- [Material]
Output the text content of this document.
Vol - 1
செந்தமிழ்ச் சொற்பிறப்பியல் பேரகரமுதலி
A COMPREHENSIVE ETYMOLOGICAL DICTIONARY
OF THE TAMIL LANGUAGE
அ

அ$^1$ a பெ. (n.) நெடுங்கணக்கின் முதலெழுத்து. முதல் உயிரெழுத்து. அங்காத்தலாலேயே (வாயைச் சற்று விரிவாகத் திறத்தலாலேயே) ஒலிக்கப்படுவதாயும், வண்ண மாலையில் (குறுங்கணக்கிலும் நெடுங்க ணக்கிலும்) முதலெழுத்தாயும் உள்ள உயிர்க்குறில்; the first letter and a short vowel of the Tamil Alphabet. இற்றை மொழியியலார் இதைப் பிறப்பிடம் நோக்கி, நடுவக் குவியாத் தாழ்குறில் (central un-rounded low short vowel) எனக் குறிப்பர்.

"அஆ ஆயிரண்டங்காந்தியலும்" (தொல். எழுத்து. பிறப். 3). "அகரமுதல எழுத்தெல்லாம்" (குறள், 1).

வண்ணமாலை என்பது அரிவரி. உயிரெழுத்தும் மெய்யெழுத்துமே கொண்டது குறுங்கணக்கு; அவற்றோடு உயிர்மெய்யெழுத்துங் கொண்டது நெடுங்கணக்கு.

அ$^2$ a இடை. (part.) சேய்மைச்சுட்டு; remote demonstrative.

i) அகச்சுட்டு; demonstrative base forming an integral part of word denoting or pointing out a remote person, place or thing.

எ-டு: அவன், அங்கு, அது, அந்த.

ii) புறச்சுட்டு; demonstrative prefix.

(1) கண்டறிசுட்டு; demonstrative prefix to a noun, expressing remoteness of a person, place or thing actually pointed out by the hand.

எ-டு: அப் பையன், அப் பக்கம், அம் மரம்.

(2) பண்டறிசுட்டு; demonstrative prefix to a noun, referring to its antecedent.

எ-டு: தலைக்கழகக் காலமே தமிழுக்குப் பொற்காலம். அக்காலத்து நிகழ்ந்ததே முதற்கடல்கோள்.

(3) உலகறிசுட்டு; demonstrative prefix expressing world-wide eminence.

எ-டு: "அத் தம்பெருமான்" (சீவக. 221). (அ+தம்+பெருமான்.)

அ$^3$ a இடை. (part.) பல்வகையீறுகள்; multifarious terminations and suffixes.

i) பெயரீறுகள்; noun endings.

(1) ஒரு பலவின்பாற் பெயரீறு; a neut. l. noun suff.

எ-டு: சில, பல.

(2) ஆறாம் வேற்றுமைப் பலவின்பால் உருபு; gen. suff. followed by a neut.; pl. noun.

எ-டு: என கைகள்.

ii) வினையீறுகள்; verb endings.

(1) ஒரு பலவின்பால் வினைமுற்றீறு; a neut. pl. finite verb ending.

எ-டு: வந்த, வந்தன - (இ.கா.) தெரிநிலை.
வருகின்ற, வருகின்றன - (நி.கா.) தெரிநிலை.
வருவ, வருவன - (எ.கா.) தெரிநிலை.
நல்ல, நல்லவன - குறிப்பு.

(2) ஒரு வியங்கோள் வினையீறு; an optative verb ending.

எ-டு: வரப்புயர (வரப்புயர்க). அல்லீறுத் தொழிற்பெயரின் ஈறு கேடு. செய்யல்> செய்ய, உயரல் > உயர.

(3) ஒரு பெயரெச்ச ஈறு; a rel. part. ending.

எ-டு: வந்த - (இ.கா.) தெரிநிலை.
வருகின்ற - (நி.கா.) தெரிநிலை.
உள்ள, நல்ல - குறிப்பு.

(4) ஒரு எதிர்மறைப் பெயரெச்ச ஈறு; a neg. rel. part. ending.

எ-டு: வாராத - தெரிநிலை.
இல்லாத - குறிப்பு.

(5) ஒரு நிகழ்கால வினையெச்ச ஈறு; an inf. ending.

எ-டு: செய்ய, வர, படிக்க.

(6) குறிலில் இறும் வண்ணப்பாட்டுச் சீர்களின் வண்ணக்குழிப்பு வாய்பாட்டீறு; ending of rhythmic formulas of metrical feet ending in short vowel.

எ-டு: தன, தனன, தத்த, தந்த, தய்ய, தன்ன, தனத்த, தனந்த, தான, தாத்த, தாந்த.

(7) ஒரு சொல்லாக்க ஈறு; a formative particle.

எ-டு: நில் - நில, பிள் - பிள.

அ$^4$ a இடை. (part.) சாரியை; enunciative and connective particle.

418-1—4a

- [What is needed] Look over the listing above. Pick out and copy every line that includes "place".

- [Finished exercise]
i) அகச்சுட்டு; demonstrative base forming an integral part of word denoting or pointing out a remote person, place or thing.
(1) கண்டறிசுட்டு; demonstrative prefix to a noun, expressing remoteness of a person, place or thing actually pointed out by the hand.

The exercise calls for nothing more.